* _Short exercise_: Give again only the lines from the line that holds "OCR this image." to the end of the data, inclusive, omitting all pictures.
++++ Input rows ++++
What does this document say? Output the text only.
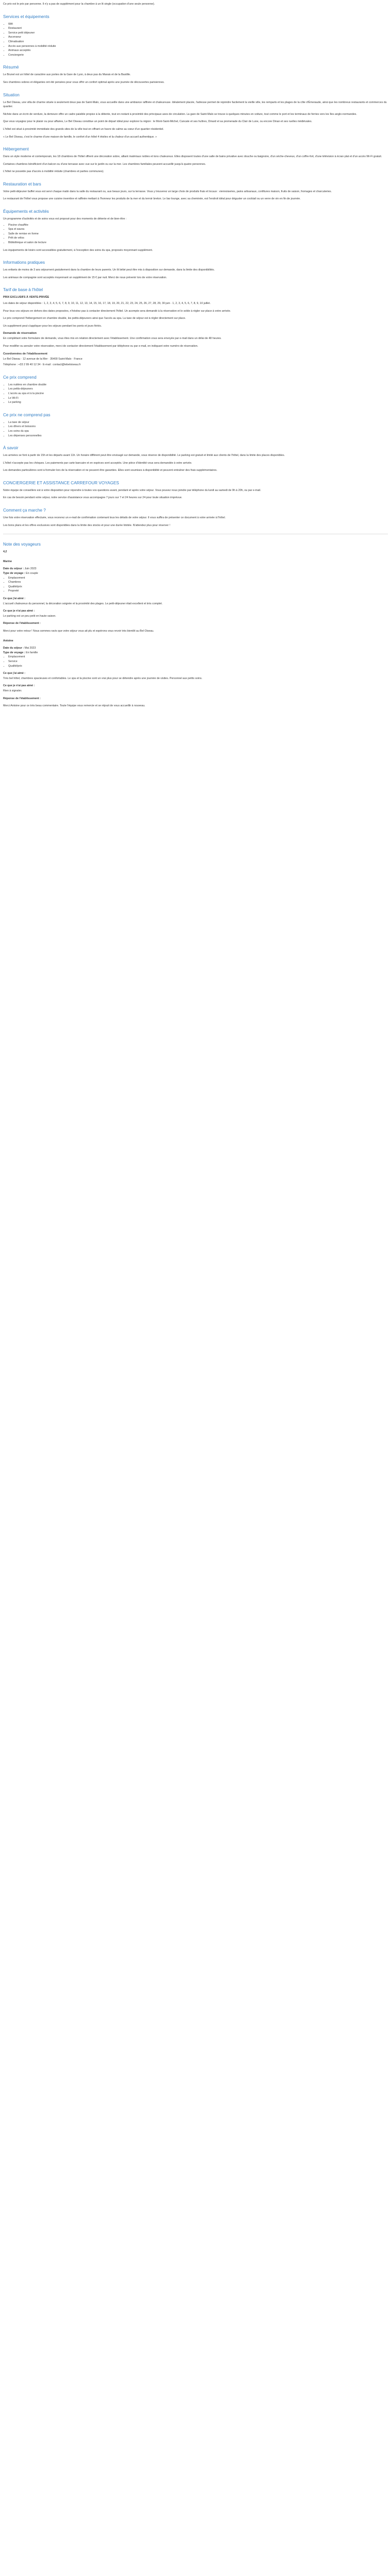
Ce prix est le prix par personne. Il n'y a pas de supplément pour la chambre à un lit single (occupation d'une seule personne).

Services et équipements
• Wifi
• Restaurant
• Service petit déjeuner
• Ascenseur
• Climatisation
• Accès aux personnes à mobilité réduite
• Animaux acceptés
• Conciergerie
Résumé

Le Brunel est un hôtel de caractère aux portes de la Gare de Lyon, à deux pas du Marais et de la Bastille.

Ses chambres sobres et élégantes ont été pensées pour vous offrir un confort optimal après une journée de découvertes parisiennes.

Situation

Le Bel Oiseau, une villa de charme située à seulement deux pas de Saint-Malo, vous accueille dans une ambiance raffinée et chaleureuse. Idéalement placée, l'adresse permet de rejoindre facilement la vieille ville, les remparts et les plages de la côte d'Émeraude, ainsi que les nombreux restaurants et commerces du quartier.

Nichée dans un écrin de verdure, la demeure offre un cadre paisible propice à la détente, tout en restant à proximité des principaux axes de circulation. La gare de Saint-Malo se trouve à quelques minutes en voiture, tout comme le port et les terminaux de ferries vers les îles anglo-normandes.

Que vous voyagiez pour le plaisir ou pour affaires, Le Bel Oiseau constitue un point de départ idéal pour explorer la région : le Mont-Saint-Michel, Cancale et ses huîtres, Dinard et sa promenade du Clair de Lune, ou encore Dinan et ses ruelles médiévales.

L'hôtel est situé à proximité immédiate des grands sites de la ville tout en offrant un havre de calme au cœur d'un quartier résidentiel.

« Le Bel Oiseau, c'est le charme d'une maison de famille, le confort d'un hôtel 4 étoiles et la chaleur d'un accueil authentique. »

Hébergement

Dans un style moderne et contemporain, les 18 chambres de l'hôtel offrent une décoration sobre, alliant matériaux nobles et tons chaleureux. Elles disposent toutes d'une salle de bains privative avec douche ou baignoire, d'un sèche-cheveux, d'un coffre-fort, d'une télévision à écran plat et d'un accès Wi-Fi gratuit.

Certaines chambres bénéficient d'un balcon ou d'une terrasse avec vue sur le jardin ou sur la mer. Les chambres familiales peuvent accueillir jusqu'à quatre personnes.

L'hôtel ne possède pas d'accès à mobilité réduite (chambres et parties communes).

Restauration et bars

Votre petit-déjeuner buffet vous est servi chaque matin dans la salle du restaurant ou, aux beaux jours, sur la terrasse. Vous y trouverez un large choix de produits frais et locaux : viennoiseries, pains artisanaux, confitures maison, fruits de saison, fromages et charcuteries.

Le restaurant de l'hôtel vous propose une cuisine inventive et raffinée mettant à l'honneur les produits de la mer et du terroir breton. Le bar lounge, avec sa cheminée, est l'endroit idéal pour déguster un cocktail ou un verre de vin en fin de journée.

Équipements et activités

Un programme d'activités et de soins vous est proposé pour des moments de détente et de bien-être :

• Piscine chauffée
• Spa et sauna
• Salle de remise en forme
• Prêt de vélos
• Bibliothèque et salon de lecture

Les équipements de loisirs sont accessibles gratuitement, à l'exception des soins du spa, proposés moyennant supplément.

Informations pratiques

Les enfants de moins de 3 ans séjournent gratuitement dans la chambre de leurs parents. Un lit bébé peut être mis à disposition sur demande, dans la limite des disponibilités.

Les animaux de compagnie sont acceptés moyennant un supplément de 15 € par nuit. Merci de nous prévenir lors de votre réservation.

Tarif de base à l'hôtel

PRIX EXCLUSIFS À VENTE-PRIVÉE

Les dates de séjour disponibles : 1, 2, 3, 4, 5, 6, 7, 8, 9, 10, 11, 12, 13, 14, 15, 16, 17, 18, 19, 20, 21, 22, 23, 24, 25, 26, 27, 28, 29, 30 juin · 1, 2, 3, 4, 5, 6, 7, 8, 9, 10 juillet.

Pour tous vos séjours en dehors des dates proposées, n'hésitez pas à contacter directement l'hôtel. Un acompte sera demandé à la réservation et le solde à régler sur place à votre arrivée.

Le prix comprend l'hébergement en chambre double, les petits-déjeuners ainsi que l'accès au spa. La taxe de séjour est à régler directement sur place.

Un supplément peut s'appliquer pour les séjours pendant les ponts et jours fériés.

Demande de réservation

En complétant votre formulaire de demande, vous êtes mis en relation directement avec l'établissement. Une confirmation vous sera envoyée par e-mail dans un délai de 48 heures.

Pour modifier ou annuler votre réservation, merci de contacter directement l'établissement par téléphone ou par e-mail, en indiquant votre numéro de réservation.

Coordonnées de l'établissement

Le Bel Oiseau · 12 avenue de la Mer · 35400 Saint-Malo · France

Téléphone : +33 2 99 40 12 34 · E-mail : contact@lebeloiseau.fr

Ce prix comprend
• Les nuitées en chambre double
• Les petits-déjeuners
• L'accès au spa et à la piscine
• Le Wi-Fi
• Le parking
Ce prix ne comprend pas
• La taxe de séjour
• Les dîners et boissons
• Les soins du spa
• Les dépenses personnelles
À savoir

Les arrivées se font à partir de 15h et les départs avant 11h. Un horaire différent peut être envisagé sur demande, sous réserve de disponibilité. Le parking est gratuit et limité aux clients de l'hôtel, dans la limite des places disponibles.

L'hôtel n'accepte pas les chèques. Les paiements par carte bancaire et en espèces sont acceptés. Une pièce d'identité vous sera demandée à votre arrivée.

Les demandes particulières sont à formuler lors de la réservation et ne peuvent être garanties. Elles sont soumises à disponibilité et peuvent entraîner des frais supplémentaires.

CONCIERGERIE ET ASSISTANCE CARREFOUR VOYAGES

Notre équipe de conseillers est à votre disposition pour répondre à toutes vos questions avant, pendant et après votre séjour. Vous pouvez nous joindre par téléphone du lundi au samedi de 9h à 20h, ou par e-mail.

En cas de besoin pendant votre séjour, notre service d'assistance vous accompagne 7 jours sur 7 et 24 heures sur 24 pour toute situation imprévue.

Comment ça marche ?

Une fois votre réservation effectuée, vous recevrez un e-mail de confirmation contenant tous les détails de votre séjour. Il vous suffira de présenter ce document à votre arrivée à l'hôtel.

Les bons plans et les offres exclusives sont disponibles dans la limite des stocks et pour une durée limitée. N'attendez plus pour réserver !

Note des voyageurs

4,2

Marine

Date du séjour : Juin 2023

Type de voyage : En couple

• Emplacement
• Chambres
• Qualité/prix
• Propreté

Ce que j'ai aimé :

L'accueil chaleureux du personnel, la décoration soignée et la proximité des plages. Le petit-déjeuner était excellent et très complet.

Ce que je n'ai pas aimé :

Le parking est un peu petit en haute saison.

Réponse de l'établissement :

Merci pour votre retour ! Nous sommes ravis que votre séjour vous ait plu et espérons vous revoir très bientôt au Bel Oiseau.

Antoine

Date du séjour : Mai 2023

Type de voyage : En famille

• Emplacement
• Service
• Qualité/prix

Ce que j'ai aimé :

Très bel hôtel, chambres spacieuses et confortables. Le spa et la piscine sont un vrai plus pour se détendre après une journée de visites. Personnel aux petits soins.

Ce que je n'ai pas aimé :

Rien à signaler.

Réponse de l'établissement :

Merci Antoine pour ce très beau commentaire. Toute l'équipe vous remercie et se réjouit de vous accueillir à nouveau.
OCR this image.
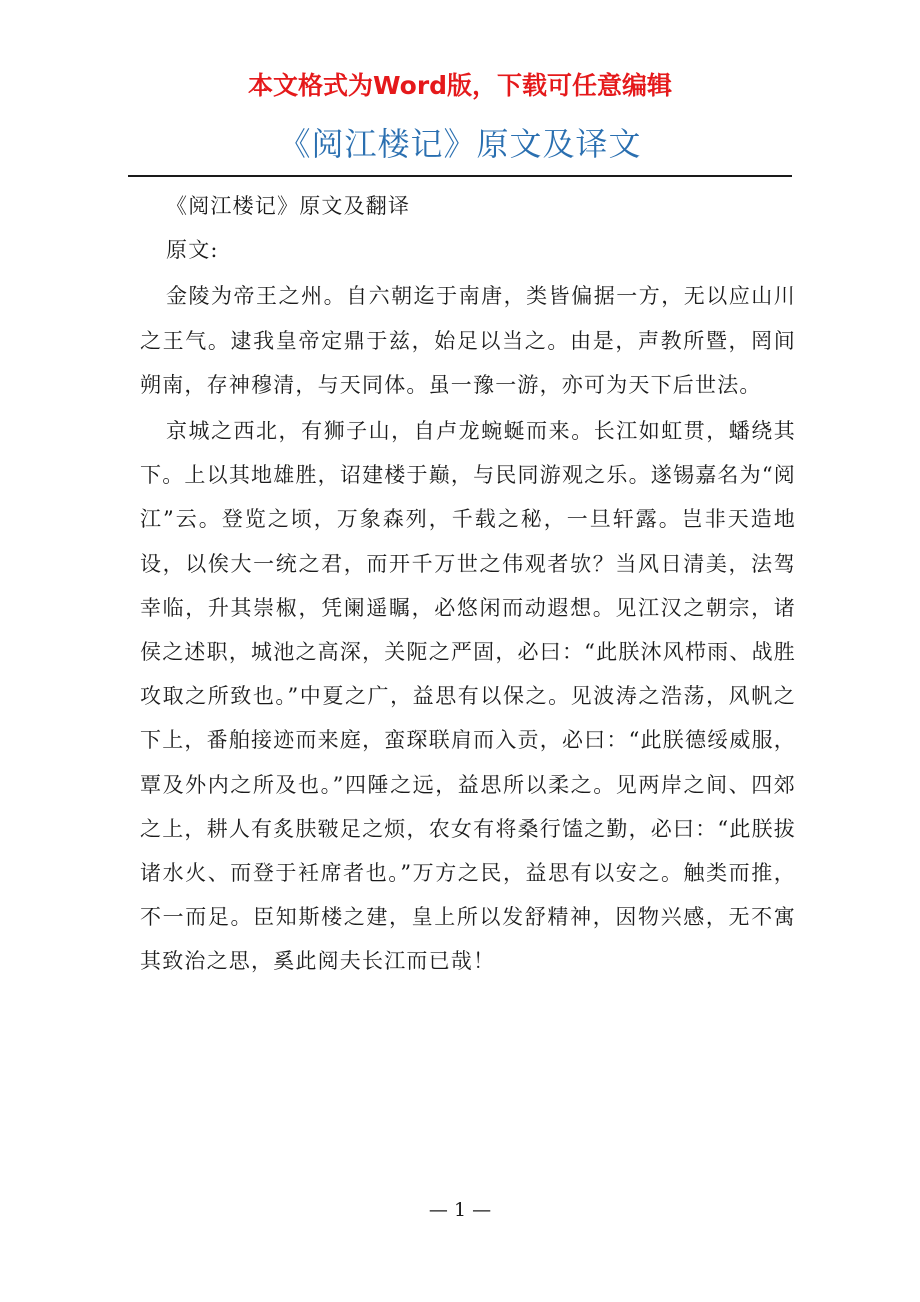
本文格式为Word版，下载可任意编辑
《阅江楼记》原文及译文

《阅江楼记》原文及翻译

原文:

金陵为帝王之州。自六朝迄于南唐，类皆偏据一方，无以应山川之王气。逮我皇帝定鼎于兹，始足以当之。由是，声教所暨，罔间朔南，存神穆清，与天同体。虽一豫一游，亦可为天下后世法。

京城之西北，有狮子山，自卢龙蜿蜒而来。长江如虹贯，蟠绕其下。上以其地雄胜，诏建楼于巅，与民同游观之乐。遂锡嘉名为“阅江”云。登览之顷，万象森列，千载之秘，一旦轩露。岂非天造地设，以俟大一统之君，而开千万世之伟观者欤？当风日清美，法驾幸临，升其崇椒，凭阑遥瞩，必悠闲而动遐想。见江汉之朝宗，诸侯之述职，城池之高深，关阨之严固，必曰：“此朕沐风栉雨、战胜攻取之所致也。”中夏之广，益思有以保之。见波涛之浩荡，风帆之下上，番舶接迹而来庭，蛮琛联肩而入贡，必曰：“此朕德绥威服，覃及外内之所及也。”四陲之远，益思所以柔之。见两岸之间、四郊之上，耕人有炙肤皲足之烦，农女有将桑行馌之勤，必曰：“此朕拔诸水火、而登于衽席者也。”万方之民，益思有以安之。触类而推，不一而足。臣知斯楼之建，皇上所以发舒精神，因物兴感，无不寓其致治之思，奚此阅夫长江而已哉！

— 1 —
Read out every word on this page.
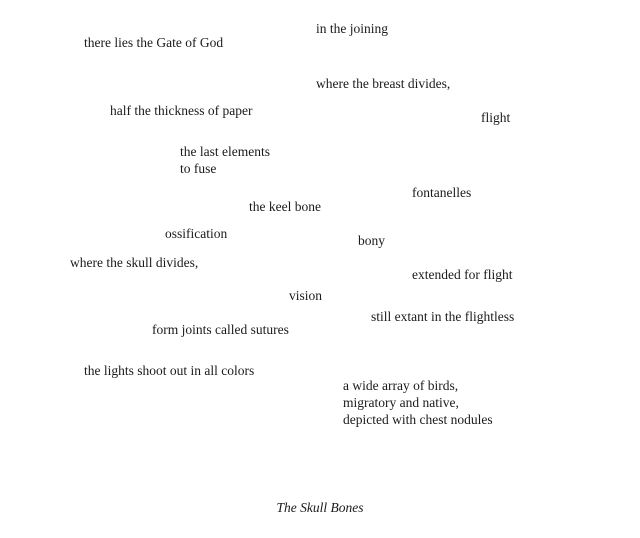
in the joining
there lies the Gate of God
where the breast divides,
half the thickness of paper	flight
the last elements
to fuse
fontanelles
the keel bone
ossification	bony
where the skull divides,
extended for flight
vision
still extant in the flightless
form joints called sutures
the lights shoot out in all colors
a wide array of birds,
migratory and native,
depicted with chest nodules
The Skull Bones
++++
* _The answer_:
OCR this image.
本文格式为Word版，下载可任意编辑
《阅江楼记》原文及译文

《阅江楼记》原文及翻译

原文:

金陵为帝王之州。自六朝迄于南唐，类皆偏据一方，无以应山川之王气。逮我皇帝定鼎于兹，始足以当之。由是，声教所暨，罔间朔南，存神穆清，与天同体。虽一豫一游，亦可为天下后世法。

京城之西北，有狮子山，自卢龙蜿蜒而来。长江如虹贯，蟠绕其下。上以其地雄胜，诏建楼于巅，与民同游观之乐。遂锡嘉名为“阅江”云。登览之顷，万象森列，千载之秘，一旦轩露。岂非天造地设，以俟大一统之君，而开千万世之伟观者欤？当风日清美，法驾幸临，升其崇椒，凭阑遥瞩，必悠闲而动遐想。见江汉之朝宗，诸侯之述职，城池之高深，关阨之严固，必曰：“此朕沐风栉雨、战胜攻取之所致也。”中夏之广，益思有以保之。见波涛之浩荡，风帆之下上，番舶接迹而来庭，蛮琛联肩而入贡，必曰：“此朕德绥威服，覃及外内之所及也。”四陲之远，益思所以柔之。见两岸之间、四郊之上，耕人有炙肤皲足之烦，农女有将桑行馌之勤，必曰：“此朕拔诸水火、而登于衽席者也。”万方之民，益思有以安之。触类而推，不一而足。臣知斯楼之建，皇上所以发舒精神，因物兴感，无不寓其致治之思，奚此阅夫长江而已哉！

— 1 —
Read out every word on this page.
in the joining
there lies the Gate of God
where the breast divides,
half the thickness of paper	flight
the last elements
to fuse
fontanelles
the keel bone
ossification	bony
where the skull divides,
extended for flight
vision
still extant in the flightless
form joints called sutures
the lights shoot out in all colors
a wide array of birds,
migratory and native,
depicted with chest nodules
The Skull Bones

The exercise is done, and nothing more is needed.